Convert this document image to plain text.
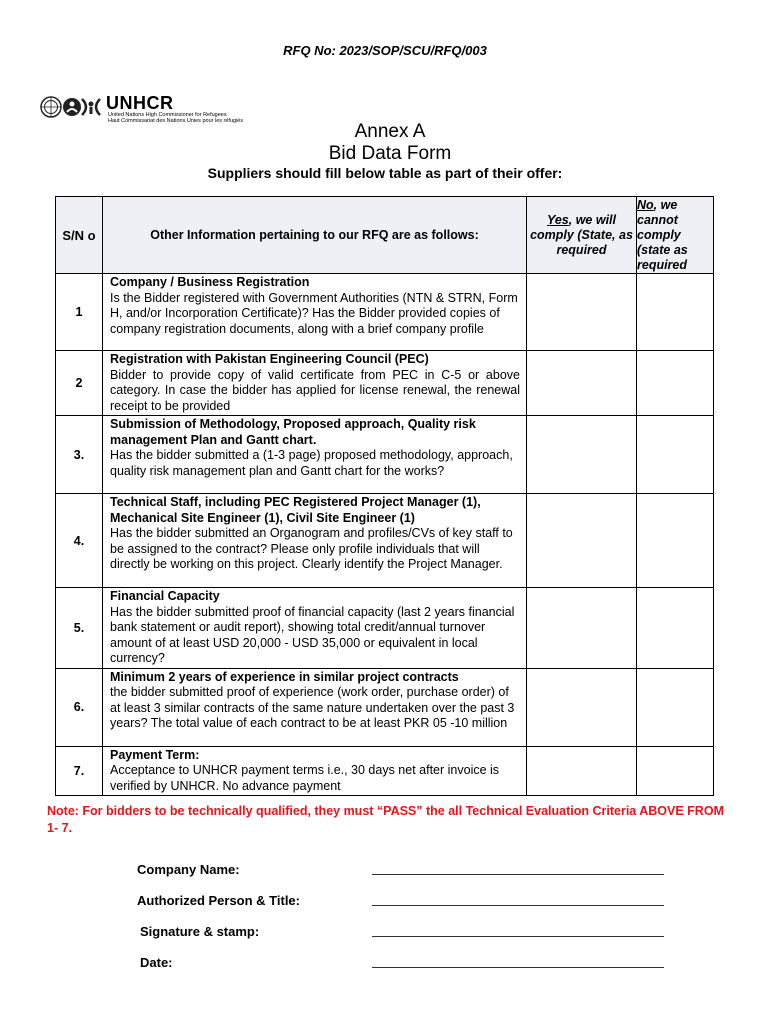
RFQ No: 2023/SOP/SCU/RFQ/003
UNHCR
United Nations High Commissioner for Refugees
Haut Commissariat des Nations Unies pour les réfugiés	Annex A
Bid Data Form
Suppliers should fill below table as part of their offer:
S/N o	Other Information pertaining to our RFQ are as follows:	Yes, we will comply (State, as required	No, we cannot comply (state as required
1	Company / Business Registration
Is the Bidder registered with Government Authorities (NTN & STRN, Form H, and/or Incorporation Certificate)? Has the Bidder provided copies of company registration documents, along with a brief company profile		

2	Registration with Pakistan Engineering Council (PEC)
Bidder to provide copy of valid certificate from PEC in C-5 or above category. In case the bidder has applied for license renewal, the renewal receipt to be provided		

3.	Submission of Methodology, Proposed approach, Quality risk management Plan and Gantt chart.
Has the bidder submitted a (1-3 page) proposed methodology, approach, quality risk management plan and Gantt chart for the works?		

4.	Technical Staff, including PEC Registered Project Manager (1), Mechanical Site Engineer (1), Civil Site Engineer (1)
Has the bidder submitted an Organogram and profiles/CVs of key staff to be assigned to the contract? Please only profile individuals that will directly be working on this project. Clearly identify the Project Manager.		

5.	Financial Capacity
Has the bidder submitted proof of financial capacity (last 2 years financial bank statement or audit report), showing total credit/annual turnover amount of at least USD 20,000 - USD 35,000 or equivalent in local currency?		

6.	Minimum 2 years of experience in similar project contracts
the bidder submitted proof of experience (work order, purchase order) of at least 3 similar contracts of the same nature undertaken over the past 3 years? The total value of each contract to be at least PKR 05 -10 million		

7.	Payment Term:
Acceptance to UNHCR payment terms i.e., 30 days net after invoice is verified by UNHCR. No advance payment		

Note: For bidders to be technically qualified, they must “PASS” the all Technical Evaluation Criteria ABOVE FROM 1- 7.
Company Name:
Authorized Person & Title:
Signature & stamp:
Date:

EXERCISE PROMPT
Write out the full set of lines verbatim, without the pictures.

OUTPUT OF THE TASK
Convert this document image to plain text.
RFQ No: 2023/SOP/SCU/RFQ/003
UNHCR
United Nations High Commissioner for Refugees
Haut Commissariat des Nations Unies pour les réfugiés	Annex A
Bid Data Form
Suppliers should fill below table as part of their offer:
S/N o	Other Information pertaining to our RFQ are as follows:	Yes, we will comply (State, as required	No, we cannot comply (state as required
1	Company / Business Registration
Is the Bidder registered with Government Authorities (NTN & STRN, Form H, and/or Incorporation Certificate)? Has the Bidder provided copies of company registration documents, along with a brief company profile		

2	Registration with Pakistan Engineering Council (PEC)
Bidder to provide copy of valid certificate from PEC in C-5 or above category. In case the bidder has applied for license renewal, the renewal receipt to be provided		

3.	Submission of Methodology, Proposed approach, Quality risk management Plan and Gantt chart.
Has the bidder submitted a (1-3 page) proposed methodology, approach, quality risk management plan and Gantt chart for the works?		

4.	Technical Staff, including PEC Registered Project Manager (1), Mechanical Site Engineer (1), Civil Site Engineer (1)
Has the bidder submitted an Organogram and profiles/CVs of key staff to be assigned to the contract? Please only profile individuals that will directly be working on this project. Clearly identify the Project Manager.		

5.	Financial Capacity
Has the bidder submitted proof of financial capacity (last 2 years financial bank statement or audit report), showing total credit/annual turnover amount of at least USD 20,000 - USD 35,000 or equivalent in local currency?		

6.	Minimum 2 years of experience in similar project contracts
the bidder submitted proof of experience (work order, purchase order) of at least 3 similar contracts of the same nature undertaken over the past 3 years? The total value of each contract to be at least PKR 05 -10 million		

7.	Payment Term:
Acceptance to UNHCR payment terms i.e., 30 days net after invoice is verified by UNHCR. No advance payment		

Note: For bidders to be technically qualified, they must “PASS” the all Technical Evaluation Criteria ABOVE FROM 1- 7.
Company Name:
Authorized Person & Title:
Signature & stamp:
Date:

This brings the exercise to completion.